### Given problem
Copy out all lines with the word "pour" in them.

### Supplied information
━━━━

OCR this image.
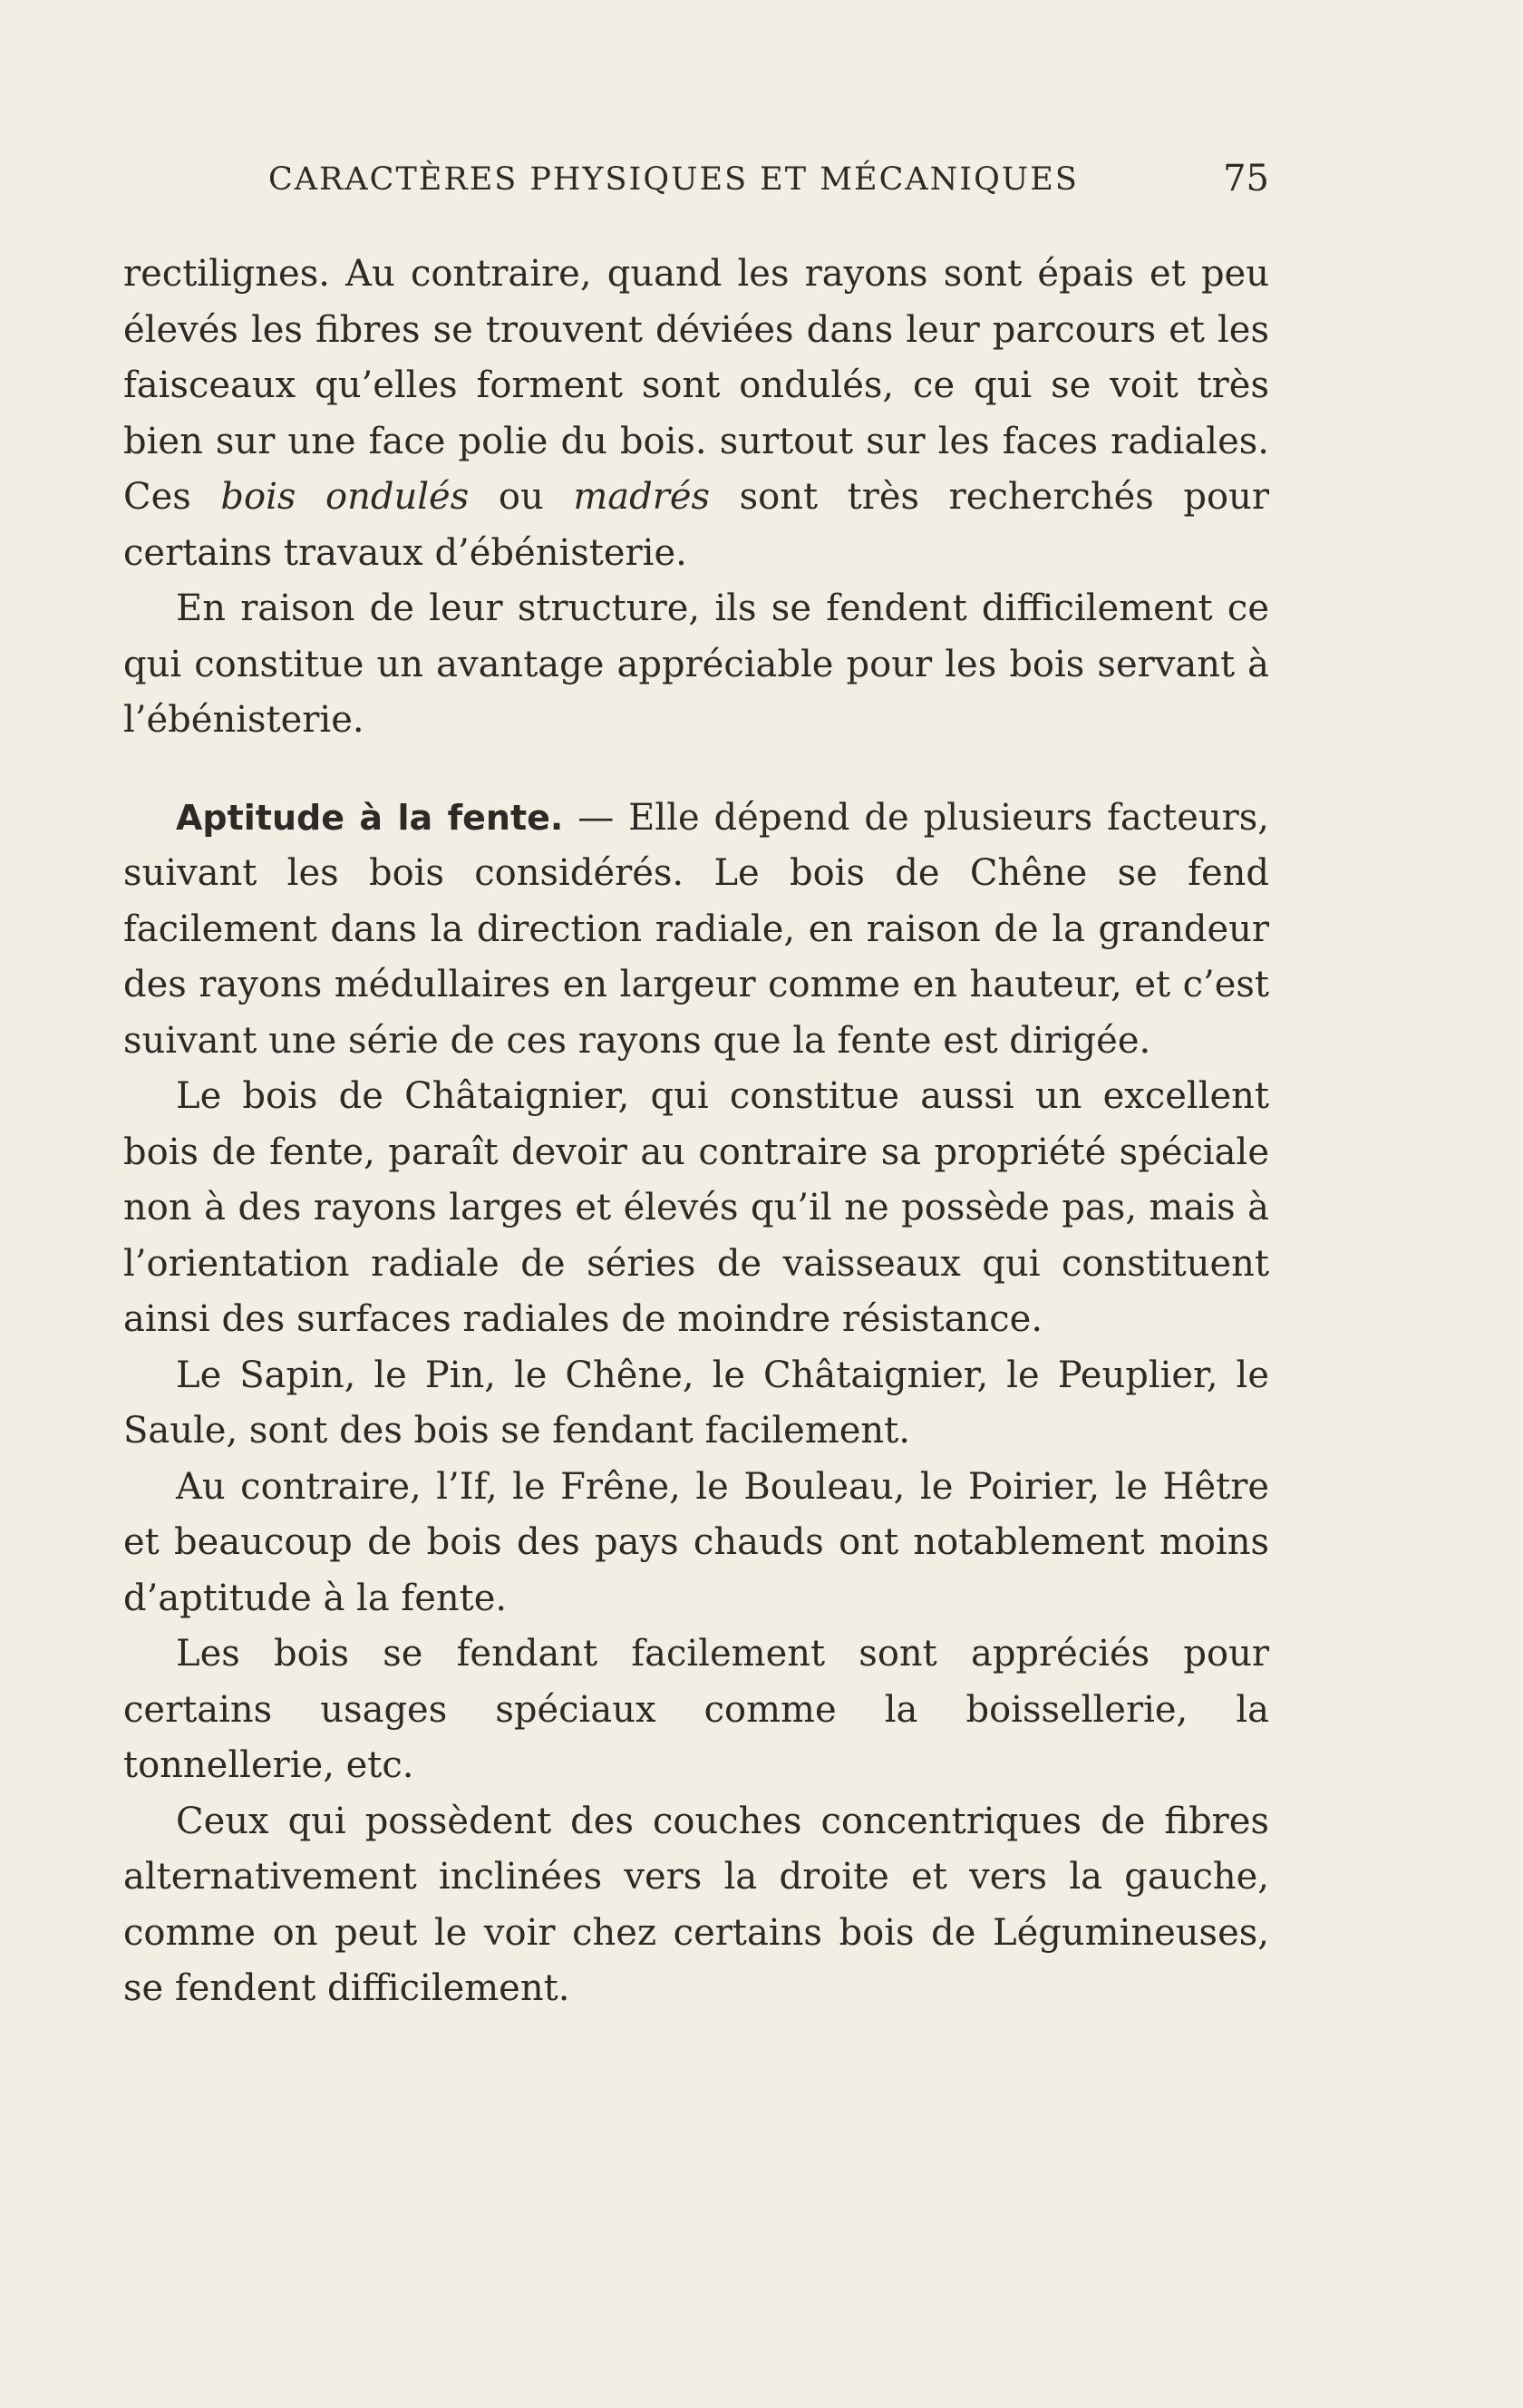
CARACTÈRES PHYSIQUES ET MÉCANIQUES	75

rectilignes. Au contraire, quand les rayons sont épais et peu élevés les fibres se trouvent déviées dans leur parcours et les faisceaux qu’elles forment sont ondulés, ce qui se voit très bien sur une face polie du bois. surtout sur les faces radiales. Ces bois ondulés ou madrés sont très recherchés pour certains travaux d’ébénisterie.

En raison de leur structure, ils se fendent difficilement ce qui constitue un avantage appréciable pour les bois servant à l’ébénisterie.

Aptitude à la fente. — Elle dépend de plusieurs facteurs, suivant les bois considérés. Le bois de Chêne se fend facilement dans la direction radiale, en raison de la grandeur des rayons médullaires en largeur comme en hauteur, et c’est suivant une série de ces rayons que la fente est dirigée.

Le bois de Châtaignier, qui constitue aussi un excellent bois de fente, paraît devoir au contraire sa propriété spéciale non à des rayons larges et élevés qu’il ne possède pas, mais à l’orientation radiale de séries de vaisseaux qui constituent ainsi des surfaces radiales de moindre résistance.

Le Sapin, le Pin, le Chêne, le Châtaignier, le Peuplier, le Saule, sont des bois se fendant facilement.

Au contraire, l’If, le Frêne, le Bouleau, le Poirier, le Hêtre et beaucoup de bois des pays chauds ont notablement moins d’aptitude à la fente.

Les bois se fendant facilement sont appréciés pour certains usages spéciaux comme la boissellerie, la tonnellerie, etc.

Ceux qui possèdent des couches concentriques de fibres alternativement inclinées vers la droite et vers la gauche, comme on peut le voir chez certains bois de Légumineuses, se fendent difficilement.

━━━━

### Problem solution
rectilignes. Au contraire, quand les rayons sont épais et peu élevés les fibres se trouvent déviées dans leur parcours et les faisceaux qu’elles forment sont ondulés, ce qui se voit très bien sur une face polie du bois. surtout sur les faces radiales. Ces bois ondulés ou madrés sont très recherchés pour certains travaux d’ébénisterie.
En raison de leur structure, ils se fendent difficilement ce qui constitue un avantage appréciable pour les bois servant à l’ébénisterie.
Les bois se fendant facilement sont appréciés pour certains usages spéciaux comme la boissellerie, la tonnellerie, etc.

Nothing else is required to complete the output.